Exercise instructions:
You are to retype all of the data exactly as it appears.

Given records:
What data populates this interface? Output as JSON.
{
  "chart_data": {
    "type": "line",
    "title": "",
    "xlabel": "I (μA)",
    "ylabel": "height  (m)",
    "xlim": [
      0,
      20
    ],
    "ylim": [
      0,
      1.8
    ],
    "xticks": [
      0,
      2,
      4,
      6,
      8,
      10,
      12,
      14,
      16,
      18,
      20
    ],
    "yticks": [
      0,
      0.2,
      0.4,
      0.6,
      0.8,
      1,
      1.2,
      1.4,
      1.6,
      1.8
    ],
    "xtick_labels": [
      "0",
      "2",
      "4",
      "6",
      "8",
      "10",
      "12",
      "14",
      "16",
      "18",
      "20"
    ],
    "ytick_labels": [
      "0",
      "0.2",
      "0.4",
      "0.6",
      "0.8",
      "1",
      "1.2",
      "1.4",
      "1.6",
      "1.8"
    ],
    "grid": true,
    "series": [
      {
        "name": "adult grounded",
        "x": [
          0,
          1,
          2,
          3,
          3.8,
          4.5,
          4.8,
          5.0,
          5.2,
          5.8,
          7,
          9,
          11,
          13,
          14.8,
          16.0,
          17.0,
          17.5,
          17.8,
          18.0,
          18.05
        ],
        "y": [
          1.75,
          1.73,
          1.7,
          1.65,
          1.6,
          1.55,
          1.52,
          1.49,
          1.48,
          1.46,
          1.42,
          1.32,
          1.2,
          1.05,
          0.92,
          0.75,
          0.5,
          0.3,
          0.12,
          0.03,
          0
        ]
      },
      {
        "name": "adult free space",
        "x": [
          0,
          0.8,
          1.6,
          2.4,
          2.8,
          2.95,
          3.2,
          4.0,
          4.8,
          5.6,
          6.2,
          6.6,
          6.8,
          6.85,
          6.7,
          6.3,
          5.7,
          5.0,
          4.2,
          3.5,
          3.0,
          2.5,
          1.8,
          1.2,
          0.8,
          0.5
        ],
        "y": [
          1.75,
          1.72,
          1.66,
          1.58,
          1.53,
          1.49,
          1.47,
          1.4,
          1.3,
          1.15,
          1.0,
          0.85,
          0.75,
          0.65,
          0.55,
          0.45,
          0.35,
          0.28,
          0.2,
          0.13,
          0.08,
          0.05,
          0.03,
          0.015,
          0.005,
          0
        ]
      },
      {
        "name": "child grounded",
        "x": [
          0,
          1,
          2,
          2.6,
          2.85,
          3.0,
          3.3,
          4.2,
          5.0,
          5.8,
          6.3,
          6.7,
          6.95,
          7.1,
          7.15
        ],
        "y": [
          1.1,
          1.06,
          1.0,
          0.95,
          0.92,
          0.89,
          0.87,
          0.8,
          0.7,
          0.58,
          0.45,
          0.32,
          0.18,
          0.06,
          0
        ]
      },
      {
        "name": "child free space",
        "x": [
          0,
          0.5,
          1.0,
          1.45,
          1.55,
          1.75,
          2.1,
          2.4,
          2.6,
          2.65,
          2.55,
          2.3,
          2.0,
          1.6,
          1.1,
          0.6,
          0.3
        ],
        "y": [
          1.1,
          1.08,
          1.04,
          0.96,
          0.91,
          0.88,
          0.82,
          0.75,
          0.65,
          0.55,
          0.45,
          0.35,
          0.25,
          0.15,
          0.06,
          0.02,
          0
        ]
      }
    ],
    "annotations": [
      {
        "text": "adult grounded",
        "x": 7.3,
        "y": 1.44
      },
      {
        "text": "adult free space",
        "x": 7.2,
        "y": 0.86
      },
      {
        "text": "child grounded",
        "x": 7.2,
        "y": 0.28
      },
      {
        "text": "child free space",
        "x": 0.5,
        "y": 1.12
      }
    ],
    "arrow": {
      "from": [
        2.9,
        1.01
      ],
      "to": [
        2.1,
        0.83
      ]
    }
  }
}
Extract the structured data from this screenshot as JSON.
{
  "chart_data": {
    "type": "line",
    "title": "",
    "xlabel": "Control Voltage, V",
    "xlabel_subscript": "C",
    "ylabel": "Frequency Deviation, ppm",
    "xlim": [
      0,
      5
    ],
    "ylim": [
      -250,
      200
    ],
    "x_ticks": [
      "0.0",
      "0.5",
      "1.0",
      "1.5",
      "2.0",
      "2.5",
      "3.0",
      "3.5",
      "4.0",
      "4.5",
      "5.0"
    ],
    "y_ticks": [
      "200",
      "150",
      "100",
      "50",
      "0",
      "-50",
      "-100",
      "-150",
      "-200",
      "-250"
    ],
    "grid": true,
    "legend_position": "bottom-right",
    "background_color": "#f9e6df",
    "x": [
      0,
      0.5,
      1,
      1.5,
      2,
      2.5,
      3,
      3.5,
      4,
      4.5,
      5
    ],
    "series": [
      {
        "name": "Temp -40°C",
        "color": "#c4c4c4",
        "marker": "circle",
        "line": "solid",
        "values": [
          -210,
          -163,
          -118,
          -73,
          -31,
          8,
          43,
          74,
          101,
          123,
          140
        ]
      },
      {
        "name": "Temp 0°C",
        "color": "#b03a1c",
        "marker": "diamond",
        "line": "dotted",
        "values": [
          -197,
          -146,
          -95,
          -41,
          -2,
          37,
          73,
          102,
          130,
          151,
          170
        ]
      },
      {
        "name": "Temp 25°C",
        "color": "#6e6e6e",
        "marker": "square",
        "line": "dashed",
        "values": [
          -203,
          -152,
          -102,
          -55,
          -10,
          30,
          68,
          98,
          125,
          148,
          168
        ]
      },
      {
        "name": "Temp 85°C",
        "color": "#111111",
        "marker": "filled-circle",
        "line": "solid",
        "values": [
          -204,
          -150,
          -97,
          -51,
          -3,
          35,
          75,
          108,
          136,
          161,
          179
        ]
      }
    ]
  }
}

Task output:
What data populates this interface? Output as JSON.
{
  "chart_data": {
    "type": "line",
    "title": "",
    "xlabel": "I (μA)",
    "ylabel": "height  (m)",
    "xlim": [
      0,
      20
    ],
    "ylim": [
      0,
      1.8
    ],
    "xticks": [
      0,
      2,
      4,
      6,
      8,
      10,
      12,
      14,
      16,
      18,
      20
    ],
    "yticks": [
      0,
      0.2,
      0.4,
      0.6,
      0.8,
      1,
      1.2,
      1.4,
      1.6,
      1.8
    ],
    "xtick_labels": [
      "0",
      "2",
      "4",
      "6",
      "8",
      "10",
      "12",
      "14",
      "16",
      "18",
      "20"
    ],
    "ytick_labels": [
      "0",
      "0.2",
      "0.4",
      "0.6",
      "0.8",
      "1",
      "1.2",
      "1.4",
      "1.6",
      "1.8"
    ],
    "grid": true,
    "series": [
      {
        "name": "adult grounded",
        "x": [
          0,
          1,
          2,
          3,
          3.8,
          4.5,
          4.8,
          5.0,
          5.2,
          5.8,
          7,
          9,
          11,
          13,
          14.8,
          16.0,
          17.0,
          17.5,
          17.8,
          18.0,
          18.05
        ],
        "y": [
          1.75,
          1.73,
          1.7,
          1.65,
          1.6,
          1.55,
          1.52,
          1.49,
          1.48,
          1.46,
          1.42,
          1.32,
          1.2,
          1.05,
          0.92,
          0.75,
          0.5,
          0.3,
          0.12,
          0.03,
          0
        ]
      },
      {
        "name": "adult free space",
        "x": [
          0,
          0.8,
          1.6,
          2.4,
          2.8,
          2.95,
          3.2,
          4.0,
          4.8,
          5.6,
          6.2,
          6.6,
          6.8,
          6.85,
          6.7,
          6.3,
          5.7,
          5.0,
          4.2,
          3.5,
          3.0,
          2.5,
          1.8,
          1.2,
          0.8,
          0.5
        ],
        "y": [
          1.75,
          1.72,
          1.66,
          1.58,
          1.53,
          1.49,
          1.47,
          1.4,
          1.3,
          1.15,
          1.0,
          0.85,
          0.75,
          0.65,
          0.55,
          0.45,
          0.35,
          0.28,
          0.2,
          0.13,
          0.08,
          0.05,
          0.03,
          0.015,
          0.005,
          0
        ]
      },
      {
        "name": "child grounded",
        "x": [
          0,
          1,
          2,
          2.6,
          2.85,
          3.0,
          3.3,
          4.2,
          5.0,
          5.8,
          6.3,
          6.7,
          6.95,
          7.1,
          7.15
        ],
        "y": [
          1.1,
          1.06,
          1.0,
          0.95,
          0.92,
          0.89,
          0.87,
          0.8,
          0.7,
          0.58,
          0.45,
          0.32,
          0.18,
          0.06,
          0
        ]
      },
      {
        "name": "child free space",
        "x": [
          0,
          0.5,
          1.0,
          1.45,
          1.55,
          1.75,
          2.1,
          2.4,
          2.6,
          2.65,
          2.55,
          2.3,
          2.0,
          1.6,
          1.1,
          0.6,
          0.3
        ],
        "y": [
          1.1,
          1.08,
          1.04,
          0.96,
          0.91,
          0.88,
          0.82,
          0.75,
          0.65,
          0.55,
          0.45,
          0.35,
          0.25,
          0.15,
          0.06,
          0.02,
          0
        ]
      }
    ],
    "annotations": [
      {
        "text": "adult grounded",
        "x": 7.3,
        "y": 1.44
      },
      {
        "text": "adult free space",
        "x": 7.2,
        "y": 0.86
      },
      {
        "text": "child grounded",
        "x": 7.2,
        "y": 0.28
      },
      {
        "text": "child free space",
        "x": 0.5,
        "y": 1.12
      }
    ],
    "arrow": {
      "from": [
        2.9,
        1.01
      ],
      "to": [
        2.1,
        0.83
      ]
    }
  }
}
Extract the structured data from this screenshot as JSON.
{
  "chart_data": {
    "type": "line",
    "title": "",
    "xlabel": "Control Voltage, V",
    "xlabel_subscript": "C",
    "ylabel": "Frequency Deviation, ppm",
    "xlim": [
      0,
      5
    ],
    "ylim": [
      -250,
      200
    ],
    "x_ticks": [
      "0.0",
      "0.5",
      "1.0",
      "1.5",
      "2.0",
      "2.5",
      "3.0",
      "3.5",
      "4.0",
      "4.5",
      "5.0"
    ],
    "y_ticks": [
      "200",
      "150",
      "100",
      "50",
      "0",
      "-50",
      "-100",
      "-150",
      "-200",
      "-250"
    ],
    "grid": true,
    "legend_position": "bottom-right",
    "background_color": "#f9e6df",
    "x": [
      0,
      0.5,
      1,
      1.5,
      2,
      2.5,
      3,
      3.5,
      4,
      4.5,
      5
    ],
    "series": [
      {
        "name": "Temp -40°C",
        "color": "#c4c4c4",
        "marker": "circle",
        "line": "solid",
        "values": [
          -210,
          -163,
          -118,
          -73,
          -31,
          8,
          43,
          74,
          101,
          123,
          140
        ]
      },
      {
        "name": "Temp 0°C",
        "color": "#b03a1c",
        "marker": "diamond",
        "line": "dotted",
        "values": [
          -197,
          -146,
          -95,
          -41,
          -2,
          37,
          73,
          102,
          130,
          151,
          170
        ]
      },
      {
        "name": "Temp 25°C",
        "color": "#6e6e6e",
        "marker": "square",
        "line": "dashed",
        "values": [
          -203,
          -152,
          -102,
          -55,
          -10,
          30,
          68,
          98,
          125,
          148,
          168
        ]
      },
      {
        "name": "Temp 85°C",
        "color": "#111111",
        "marker": "filled-circle",
        "line": "solid",
        "values": [
          -204,
          -150,
          -97,
          -51,
          -3,
          35,
          75,
          108,
          136,
          161,
          179
        ]
      }
    ]
  }
}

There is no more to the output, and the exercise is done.